*Action item A*. Copy from "7. This case" to "in any manner." in the court passage on the disability claim, word for word.
*Action item B*.
Answer these from the court passage on the disability claim:
(i) Which Competent Authority approved the case?
(ii) On what date was the case approved?
(iii) In what year was the claim sent to the Insurance Company?
*Action item C*. Write the next part of the court passage on the disability claim, starting after its last sentence.

*Selected text*.

⁂

7. This case was approved by the Competent Authority that is DIG concerned on 21.10.2004. Unless respondents could have reached the definite conclusion about the disability of the petitioner they could not have forwarded the claim of the petitioner to the respondents Insurance Company. Admittedly the claim was sent to the respondents Insurance Company in the year 2005 and that is within few months, from the final decision taken by the Competent Authority of the Union of India who could have declared the petitioner under low medical category. In view of the above time taken by the respondents Union of India obviously in taking a decision for sending the case of the petitioner for reimbursement of the compensation, is not delayed in any manner.

⁂

*Raw data*.
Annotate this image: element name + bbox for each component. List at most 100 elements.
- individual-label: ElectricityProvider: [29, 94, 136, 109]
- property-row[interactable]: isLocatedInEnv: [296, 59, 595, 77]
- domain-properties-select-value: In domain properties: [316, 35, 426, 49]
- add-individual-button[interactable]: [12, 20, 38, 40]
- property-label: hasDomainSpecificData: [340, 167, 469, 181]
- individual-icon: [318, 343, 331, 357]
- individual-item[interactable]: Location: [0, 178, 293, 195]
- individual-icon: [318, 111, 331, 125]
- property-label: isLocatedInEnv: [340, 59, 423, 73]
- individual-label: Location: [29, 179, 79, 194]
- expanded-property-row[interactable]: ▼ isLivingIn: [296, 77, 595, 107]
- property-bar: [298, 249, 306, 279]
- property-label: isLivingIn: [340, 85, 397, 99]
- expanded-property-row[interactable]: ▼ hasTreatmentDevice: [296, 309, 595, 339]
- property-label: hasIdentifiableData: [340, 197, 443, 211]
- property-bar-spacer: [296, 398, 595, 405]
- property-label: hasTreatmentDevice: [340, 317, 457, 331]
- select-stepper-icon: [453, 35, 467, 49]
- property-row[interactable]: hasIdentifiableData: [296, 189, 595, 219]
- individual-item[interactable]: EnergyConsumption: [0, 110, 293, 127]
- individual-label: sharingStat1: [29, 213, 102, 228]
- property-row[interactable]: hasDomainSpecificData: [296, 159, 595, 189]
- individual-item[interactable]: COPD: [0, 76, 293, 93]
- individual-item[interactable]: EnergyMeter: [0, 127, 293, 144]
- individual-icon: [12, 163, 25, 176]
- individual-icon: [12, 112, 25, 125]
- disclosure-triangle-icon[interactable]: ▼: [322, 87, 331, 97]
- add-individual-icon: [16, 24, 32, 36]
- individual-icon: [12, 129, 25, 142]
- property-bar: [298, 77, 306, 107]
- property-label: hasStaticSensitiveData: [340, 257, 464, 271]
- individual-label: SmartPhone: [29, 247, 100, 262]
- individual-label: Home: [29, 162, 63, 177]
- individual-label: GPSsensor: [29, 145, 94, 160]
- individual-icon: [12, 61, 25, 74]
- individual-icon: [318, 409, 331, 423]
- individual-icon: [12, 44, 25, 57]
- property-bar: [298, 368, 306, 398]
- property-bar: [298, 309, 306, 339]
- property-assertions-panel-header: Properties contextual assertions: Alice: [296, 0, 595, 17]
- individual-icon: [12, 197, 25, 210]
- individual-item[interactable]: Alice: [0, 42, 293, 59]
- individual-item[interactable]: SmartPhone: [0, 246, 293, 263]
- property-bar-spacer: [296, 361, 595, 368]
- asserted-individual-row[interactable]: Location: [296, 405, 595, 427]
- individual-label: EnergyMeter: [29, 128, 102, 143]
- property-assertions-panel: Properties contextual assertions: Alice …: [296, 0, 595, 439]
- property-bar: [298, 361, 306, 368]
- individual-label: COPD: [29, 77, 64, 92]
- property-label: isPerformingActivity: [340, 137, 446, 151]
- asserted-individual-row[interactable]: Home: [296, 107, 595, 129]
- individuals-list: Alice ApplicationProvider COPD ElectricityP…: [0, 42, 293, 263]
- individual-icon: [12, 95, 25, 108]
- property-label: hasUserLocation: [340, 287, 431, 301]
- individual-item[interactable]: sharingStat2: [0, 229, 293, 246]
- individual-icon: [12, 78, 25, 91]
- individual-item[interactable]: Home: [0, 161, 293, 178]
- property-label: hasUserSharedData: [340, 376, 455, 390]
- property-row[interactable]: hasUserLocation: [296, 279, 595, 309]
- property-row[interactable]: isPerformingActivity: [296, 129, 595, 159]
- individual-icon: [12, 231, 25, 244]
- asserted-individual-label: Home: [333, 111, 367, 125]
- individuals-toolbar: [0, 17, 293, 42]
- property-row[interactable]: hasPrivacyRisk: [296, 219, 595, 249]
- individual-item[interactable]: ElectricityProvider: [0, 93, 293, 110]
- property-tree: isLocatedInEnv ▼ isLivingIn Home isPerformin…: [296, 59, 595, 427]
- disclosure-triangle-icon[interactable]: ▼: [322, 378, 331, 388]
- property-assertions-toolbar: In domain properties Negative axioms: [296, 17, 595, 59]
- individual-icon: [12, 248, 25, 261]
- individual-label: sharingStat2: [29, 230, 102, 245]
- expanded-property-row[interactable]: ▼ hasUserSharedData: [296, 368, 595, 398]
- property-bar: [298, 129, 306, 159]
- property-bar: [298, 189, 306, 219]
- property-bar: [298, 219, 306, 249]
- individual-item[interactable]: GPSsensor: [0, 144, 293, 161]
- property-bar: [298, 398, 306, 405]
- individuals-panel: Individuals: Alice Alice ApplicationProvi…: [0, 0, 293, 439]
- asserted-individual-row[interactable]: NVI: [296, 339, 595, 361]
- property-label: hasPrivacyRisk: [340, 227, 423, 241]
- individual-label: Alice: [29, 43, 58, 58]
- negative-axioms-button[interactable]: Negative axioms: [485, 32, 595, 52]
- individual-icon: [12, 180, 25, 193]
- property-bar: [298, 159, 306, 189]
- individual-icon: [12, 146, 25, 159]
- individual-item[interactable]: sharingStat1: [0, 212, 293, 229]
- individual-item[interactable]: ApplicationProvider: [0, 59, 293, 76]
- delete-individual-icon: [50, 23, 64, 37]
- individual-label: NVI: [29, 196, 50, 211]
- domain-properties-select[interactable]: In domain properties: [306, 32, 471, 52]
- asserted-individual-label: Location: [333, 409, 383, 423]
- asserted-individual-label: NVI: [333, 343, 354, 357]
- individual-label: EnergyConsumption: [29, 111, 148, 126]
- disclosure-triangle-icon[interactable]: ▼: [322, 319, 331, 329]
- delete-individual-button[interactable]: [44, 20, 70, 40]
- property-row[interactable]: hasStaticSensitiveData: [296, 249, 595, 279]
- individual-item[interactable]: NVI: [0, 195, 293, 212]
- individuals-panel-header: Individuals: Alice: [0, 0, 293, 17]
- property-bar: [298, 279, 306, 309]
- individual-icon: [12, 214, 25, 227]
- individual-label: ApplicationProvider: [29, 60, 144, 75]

⁂

*Task output A*.
7. This case was approved by the Competent Authority that is DIG concerned on 21.10.2004. Unless respondents could have reached the definite conclusion about the disability of the petitioner they could not have forwarded the claim of the petitioner to the respondents Insurance Company. Admittedly the claim was sent to the respondents Insurance Company in the year 2005 and that is within few months, from the final decision taken by the Competent Authority of the Union of India who could have declared the petitioner under low medical category. In view of the above time taken by the respondents Union of India obviously in taking a decision for sending the case of the petitioner for reimbursement of the compensation, is not delayed in any manner.

*Task output B*.
(i) The DIG concerned.
(ii) 21.10.2004.
(iii) 2005.

*Task output C*.
8. The condition No. 1 under Clause 8 of the Insurance Policy in (Annexure. 2) is merely a clause providing that certain information is required to be given to the Insurance Company within stipulation time. That condition in the facts and circumstances of the case, cannot be said to be mandatory so as to non-fulfilment of it, may result into refusal of the claim by the respondent Insurance Company particularly when according to the respondents Insurance Company themselves, Insurance Company itself already extended the period for giving information by one year which clearly suggests that this time taken under Clause 8 (1) of the Insurance Policy was not the essence of the contract. Otherwise also merely because of the delay in sending information, the claim of the insurer cannot be rejected if the claim is genuine. Providing a fixed time for sending information to the Insurance Company about the accident is because of the risk that the claimants may not concocted story for lodging false case. Therefore, if the facts speak themselves about their truthness then the claim of the claimants cannot be denied by the Insurance Company merely on the ground that there was delay in sending the information to the Insurance Company about the accident or delay in lodging the claim with the Insurance Company.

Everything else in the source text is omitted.